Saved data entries
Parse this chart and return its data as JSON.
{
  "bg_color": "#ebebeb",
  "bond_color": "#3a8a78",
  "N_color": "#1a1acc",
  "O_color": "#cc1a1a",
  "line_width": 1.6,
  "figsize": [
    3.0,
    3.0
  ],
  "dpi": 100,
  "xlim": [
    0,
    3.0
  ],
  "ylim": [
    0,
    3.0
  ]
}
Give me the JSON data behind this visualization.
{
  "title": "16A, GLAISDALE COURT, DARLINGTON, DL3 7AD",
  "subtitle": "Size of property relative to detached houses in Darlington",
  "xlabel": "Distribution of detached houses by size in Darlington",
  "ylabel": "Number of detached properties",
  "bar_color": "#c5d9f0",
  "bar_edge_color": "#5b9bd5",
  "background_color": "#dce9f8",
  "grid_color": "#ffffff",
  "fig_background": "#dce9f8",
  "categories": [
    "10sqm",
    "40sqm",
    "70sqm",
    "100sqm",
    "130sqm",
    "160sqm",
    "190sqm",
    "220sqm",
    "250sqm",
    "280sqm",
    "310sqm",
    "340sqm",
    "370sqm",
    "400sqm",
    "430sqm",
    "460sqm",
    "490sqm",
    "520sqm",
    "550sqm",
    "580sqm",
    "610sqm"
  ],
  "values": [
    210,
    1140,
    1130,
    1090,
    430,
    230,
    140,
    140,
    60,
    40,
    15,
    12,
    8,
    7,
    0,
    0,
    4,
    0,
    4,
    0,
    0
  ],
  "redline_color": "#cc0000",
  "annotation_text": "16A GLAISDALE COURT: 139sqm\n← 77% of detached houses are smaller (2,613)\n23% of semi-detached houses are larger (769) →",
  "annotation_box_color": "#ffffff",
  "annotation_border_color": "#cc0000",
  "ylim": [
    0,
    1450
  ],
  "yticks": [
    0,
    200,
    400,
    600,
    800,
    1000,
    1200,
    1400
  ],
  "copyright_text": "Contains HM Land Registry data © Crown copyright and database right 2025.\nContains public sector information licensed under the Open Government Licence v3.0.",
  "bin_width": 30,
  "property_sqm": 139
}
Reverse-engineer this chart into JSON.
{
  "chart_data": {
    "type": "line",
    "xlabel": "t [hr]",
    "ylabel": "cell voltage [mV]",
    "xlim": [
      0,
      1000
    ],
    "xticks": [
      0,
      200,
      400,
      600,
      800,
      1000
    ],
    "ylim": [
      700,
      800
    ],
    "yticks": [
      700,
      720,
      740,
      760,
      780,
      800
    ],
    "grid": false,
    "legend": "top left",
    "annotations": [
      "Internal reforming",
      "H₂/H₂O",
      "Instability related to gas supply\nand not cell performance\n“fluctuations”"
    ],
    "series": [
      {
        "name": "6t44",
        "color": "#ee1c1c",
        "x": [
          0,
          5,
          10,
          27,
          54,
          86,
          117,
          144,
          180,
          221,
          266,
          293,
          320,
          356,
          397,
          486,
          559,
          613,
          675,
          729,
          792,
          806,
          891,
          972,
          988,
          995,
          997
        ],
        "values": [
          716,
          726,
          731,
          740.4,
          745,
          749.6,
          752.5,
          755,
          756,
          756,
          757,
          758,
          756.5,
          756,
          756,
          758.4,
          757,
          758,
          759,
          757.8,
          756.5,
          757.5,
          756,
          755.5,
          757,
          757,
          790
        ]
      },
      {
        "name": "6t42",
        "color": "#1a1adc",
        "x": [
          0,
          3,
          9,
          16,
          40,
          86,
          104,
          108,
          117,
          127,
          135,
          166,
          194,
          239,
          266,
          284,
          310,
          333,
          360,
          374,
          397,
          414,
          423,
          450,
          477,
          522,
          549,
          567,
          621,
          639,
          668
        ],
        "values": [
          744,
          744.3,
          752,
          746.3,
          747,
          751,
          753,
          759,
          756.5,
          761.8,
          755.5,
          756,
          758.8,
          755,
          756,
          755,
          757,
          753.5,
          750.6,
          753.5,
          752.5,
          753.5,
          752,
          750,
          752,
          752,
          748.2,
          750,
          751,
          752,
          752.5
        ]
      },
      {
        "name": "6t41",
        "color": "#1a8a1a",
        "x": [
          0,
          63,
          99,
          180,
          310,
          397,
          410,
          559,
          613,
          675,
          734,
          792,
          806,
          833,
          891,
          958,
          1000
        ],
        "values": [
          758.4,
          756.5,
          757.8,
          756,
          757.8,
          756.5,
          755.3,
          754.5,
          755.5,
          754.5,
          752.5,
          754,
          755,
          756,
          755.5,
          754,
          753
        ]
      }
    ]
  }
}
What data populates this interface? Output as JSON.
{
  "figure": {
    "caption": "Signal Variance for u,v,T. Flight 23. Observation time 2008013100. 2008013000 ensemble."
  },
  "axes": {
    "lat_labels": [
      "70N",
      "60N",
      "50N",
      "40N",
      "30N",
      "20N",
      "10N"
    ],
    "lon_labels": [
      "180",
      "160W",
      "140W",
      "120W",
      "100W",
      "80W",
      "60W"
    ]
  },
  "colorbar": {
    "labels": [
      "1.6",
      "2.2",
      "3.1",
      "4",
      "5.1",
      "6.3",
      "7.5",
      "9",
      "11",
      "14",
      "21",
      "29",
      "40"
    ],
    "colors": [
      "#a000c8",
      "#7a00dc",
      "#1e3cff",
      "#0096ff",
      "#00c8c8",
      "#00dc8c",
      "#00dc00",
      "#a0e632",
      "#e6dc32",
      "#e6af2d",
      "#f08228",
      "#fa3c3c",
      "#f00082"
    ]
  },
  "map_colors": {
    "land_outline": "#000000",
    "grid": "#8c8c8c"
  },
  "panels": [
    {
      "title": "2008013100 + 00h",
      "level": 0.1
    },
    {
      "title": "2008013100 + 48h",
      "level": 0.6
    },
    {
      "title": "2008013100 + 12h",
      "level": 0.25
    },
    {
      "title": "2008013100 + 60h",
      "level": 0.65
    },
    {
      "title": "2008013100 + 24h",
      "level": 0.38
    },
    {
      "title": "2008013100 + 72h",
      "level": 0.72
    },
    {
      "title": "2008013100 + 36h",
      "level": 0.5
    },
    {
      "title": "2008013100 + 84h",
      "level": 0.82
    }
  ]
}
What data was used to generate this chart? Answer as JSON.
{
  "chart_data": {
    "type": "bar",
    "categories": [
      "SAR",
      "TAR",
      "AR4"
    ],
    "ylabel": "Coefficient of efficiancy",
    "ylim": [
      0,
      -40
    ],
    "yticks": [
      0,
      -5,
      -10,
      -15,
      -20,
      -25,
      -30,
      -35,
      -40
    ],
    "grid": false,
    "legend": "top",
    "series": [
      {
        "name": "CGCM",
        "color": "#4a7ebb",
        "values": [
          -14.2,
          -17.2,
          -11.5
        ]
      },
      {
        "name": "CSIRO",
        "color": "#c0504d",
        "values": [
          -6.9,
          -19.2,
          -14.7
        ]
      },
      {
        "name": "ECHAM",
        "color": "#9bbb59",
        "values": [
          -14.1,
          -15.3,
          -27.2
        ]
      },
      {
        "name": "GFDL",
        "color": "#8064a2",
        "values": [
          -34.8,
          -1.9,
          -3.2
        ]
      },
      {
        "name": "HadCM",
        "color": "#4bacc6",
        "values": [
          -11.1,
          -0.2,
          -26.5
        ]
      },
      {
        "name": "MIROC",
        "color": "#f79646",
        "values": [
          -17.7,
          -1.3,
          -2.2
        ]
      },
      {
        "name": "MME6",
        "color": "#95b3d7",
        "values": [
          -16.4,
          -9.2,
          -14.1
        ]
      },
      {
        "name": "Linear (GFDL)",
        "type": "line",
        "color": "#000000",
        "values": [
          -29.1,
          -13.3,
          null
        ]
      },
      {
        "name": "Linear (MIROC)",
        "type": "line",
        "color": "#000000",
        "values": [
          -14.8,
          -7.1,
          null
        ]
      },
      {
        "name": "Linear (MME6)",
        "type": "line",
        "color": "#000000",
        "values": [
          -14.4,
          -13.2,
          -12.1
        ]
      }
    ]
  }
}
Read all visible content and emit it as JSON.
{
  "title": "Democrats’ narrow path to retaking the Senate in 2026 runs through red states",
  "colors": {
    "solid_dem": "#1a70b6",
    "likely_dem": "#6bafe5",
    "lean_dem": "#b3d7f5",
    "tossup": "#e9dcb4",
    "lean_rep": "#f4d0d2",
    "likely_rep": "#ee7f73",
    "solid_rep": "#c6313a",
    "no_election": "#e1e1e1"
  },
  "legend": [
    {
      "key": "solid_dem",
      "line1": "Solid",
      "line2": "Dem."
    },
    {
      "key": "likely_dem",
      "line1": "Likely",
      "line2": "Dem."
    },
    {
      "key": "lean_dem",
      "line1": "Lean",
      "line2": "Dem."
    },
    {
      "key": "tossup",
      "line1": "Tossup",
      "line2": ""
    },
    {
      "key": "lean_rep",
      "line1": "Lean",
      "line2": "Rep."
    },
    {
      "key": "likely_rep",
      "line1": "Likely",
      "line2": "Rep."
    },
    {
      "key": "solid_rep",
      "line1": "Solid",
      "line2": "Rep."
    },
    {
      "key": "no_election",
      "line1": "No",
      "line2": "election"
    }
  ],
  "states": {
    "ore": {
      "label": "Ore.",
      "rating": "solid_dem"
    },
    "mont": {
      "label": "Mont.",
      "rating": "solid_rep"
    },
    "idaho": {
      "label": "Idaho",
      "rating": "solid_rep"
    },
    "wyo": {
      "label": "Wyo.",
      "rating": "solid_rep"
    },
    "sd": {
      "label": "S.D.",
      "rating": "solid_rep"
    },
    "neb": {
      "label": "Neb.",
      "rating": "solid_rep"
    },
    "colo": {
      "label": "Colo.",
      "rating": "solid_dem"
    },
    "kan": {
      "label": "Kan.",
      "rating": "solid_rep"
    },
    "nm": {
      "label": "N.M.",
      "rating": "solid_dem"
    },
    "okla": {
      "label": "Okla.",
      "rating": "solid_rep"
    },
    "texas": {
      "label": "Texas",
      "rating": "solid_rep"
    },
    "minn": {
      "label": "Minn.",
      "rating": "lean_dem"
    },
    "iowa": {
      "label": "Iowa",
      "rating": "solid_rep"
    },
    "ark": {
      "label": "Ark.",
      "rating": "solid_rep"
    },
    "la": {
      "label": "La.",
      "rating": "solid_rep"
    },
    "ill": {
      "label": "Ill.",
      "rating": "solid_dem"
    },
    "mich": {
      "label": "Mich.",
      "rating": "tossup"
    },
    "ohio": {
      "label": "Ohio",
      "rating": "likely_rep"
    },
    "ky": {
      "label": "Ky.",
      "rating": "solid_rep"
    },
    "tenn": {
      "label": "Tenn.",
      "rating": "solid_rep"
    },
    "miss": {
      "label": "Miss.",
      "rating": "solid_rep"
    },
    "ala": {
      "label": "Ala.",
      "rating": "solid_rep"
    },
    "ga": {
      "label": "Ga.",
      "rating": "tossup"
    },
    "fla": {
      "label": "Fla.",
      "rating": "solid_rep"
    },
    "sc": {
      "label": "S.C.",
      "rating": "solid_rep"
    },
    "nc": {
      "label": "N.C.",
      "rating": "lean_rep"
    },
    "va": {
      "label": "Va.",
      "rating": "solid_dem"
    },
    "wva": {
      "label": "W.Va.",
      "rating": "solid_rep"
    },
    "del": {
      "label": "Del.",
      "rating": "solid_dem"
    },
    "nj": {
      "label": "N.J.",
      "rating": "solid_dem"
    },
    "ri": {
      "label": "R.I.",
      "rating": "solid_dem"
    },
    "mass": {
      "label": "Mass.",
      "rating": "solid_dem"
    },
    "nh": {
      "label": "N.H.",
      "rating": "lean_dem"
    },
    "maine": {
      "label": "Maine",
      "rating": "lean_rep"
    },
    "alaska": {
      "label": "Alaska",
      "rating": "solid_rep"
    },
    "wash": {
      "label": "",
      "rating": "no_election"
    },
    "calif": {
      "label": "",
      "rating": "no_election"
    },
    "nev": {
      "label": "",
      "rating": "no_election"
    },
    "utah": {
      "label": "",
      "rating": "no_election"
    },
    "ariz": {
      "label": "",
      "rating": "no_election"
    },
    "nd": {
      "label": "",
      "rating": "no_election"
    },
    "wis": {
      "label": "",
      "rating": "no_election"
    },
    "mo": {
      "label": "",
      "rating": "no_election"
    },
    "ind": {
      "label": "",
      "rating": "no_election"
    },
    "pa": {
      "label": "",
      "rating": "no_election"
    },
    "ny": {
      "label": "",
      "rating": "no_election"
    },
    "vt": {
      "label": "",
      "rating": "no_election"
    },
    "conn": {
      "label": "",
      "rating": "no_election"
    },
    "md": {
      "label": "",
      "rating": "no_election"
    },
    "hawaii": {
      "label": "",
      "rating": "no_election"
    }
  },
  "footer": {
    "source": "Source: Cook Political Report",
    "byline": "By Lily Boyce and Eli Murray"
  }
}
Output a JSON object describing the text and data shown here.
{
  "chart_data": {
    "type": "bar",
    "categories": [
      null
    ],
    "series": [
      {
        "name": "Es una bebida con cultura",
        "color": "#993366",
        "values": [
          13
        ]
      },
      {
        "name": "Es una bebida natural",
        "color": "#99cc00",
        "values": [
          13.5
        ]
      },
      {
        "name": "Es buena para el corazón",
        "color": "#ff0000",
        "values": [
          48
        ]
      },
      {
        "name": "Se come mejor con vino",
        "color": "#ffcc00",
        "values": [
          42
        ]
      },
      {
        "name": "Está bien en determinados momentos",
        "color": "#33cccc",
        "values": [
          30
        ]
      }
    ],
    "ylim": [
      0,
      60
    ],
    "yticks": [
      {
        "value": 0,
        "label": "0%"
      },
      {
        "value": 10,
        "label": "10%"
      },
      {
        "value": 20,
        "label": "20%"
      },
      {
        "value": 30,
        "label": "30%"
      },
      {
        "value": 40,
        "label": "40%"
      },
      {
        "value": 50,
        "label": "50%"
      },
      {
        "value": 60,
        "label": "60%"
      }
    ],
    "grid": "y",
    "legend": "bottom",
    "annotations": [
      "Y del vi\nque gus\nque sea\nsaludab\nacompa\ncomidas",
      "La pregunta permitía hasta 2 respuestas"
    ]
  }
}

**What you need to do:**
Write out every line of the entries that holds the word "cell".

**Exercise result:**
    "ylabel": "cell voltage [mV]",
      "Instability related to gas supply\nand not cell performance\n“fluctuations”"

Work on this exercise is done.